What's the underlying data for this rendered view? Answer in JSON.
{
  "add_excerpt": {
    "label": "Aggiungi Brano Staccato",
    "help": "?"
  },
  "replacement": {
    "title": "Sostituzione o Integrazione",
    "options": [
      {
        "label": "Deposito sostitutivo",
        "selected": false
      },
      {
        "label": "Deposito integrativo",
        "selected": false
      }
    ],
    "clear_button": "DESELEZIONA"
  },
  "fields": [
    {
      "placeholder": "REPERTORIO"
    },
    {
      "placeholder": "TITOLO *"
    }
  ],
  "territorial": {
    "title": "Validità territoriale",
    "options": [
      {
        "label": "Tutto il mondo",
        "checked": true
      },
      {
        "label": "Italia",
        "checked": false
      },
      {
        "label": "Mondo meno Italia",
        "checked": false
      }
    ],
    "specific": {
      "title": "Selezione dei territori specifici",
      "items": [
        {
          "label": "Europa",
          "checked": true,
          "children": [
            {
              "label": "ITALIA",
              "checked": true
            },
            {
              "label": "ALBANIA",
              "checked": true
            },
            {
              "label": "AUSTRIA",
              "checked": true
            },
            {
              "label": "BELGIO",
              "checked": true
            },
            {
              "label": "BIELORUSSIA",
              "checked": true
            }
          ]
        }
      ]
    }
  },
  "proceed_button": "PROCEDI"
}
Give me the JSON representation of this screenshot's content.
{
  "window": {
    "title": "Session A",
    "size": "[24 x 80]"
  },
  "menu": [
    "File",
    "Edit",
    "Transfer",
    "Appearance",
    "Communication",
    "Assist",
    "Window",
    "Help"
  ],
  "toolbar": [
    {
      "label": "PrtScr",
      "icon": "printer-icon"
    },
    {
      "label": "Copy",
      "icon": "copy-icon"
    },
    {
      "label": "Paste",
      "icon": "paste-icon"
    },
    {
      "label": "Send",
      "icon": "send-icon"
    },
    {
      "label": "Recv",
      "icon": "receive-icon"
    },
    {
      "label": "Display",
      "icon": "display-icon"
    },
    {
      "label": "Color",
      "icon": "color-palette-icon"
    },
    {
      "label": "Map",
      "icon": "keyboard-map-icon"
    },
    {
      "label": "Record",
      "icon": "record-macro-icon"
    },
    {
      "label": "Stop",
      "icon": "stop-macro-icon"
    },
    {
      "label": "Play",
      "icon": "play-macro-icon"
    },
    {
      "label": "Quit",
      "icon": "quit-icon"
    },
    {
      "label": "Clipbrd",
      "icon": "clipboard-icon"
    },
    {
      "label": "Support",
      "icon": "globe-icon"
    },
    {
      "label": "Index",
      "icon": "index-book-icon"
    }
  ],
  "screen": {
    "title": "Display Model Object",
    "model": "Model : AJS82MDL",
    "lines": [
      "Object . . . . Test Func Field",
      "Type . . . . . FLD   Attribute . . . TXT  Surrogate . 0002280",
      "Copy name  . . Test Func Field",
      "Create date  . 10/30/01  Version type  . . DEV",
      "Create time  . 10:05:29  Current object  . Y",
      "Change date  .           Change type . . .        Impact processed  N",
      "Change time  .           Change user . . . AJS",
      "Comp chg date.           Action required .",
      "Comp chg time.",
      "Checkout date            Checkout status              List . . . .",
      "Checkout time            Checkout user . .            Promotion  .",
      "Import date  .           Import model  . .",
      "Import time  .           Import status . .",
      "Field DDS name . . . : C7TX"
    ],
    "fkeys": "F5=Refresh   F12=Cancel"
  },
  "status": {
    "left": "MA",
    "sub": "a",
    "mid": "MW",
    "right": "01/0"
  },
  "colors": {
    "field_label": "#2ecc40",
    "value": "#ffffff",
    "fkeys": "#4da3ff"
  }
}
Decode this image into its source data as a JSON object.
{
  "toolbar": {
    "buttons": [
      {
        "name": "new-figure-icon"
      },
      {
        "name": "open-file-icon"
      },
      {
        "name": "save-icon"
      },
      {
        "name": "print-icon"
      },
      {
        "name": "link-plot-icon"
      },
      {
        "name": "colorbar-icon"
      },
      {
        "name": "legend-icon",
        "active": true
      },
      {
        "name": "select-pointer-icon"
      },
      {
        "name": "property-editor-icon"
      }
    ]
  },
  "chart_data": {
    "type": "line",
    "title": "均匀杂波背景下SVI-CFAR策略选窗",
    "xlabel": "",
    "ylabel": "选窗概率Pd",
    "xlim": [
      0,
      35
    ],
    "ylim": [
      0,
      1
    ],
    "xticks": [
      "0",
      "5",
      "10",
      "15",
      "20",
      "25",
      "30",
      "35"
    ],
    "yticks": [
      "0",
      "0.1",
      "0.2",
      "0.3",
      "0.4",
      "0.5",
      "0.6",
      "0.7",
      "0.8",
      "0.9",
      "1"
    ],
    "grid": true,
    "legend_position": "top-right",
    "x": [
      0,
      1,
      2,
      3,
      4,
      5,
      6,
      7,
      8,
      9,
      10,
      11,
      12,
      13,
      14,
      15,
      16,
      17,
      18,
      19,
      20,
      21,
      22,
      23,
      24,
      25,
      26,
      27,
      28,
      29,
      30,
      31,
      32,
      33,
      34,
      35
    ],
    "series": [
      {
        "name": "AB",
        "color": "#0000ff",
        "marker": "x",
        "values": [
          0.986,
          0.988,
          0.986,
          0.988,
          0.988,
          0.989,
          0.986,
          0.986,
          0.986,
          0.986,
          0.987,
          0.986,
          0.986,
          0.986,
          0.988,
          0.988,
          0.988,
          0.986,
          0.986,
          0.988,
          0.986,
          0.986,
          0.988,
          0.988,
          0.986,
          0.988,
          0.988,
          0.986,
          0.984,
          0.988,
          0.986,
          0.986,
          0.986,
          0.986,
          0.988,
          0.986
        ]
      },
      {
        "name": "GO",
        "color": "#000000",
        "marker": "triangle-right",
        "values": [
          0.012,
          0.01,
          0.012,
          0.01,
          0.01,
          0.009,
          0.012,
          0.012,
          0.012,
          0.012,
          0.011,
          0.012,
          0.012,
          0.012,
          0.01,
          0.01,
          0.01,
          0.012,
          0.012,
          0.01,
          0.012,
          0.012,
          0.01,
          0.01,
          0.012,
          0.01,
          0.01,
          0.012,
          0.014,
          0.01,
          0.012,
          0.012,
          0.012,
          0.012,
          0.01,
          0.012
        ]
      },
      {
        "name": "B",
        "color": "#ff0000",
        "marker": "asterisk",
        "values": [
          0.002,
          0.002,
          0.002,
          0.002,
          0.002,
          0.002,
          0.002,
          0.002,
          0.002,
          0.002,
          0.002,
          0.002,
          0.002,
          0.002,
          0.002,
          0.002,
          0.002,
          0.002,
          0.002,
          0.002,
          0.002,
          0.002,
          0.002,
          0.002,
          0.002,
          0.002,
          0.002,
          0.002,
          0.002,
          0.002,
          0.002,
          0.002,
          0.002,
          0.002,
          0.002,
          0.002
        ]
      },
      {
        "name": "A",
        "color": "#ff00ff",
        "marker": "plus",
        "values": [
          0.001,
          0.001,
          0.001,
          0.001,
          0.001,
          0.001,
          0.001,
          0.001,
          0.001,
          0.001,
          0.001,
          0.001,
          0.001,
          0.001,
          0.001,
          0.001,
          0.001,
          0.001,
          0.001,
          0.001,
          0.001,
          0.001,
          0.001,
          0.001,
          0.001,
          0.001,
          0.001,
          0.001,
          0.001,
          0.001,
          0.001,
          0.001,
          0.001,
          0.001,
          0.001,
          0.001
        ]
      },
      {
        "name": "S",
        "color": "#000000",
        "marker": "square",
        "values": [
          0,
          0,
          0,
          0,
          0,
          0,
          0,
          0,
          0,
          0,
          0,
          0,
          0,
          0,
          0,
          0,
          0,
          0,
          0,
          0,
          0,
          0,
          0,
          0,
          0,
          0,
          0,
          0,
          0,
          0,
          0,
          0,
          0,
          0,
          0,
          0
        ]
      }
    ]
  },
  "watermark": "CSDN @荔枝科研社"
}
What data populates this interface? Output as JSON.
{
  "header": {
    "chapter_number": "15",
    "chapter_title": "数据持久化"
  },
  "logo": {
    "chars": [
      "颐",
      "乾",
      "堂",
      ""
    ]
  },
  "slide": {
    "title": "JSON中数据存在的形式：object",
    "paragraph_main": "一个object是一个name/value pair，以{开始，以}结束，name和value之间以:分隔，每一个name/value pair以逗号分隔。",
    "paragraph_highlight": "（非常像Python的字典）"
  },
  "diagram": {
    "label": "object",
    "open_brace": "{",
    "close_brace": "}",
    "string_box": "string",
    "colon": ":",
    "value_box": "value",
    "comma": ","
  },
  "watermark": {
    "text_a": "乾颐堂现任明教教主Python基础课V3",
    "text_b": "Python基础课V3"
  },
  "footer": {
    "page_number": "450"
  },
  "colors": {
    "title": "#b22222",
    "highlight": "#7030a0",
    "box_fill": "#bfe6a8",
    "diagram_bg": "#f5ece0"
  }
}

◆ **Short problem**
Find the string "date" in the entries above and return each line that holds it.

◆ **Solution for this exercise**
      "Create date  . 10/30/01  Version type  . . DEV",
      "Change date  .           Change type . . .        Impact processed  N",
      "Comp chg date.           Action required .",
      "Checkout date            Checkout status              List . . . .",
      "Import date  .           Import model  . .",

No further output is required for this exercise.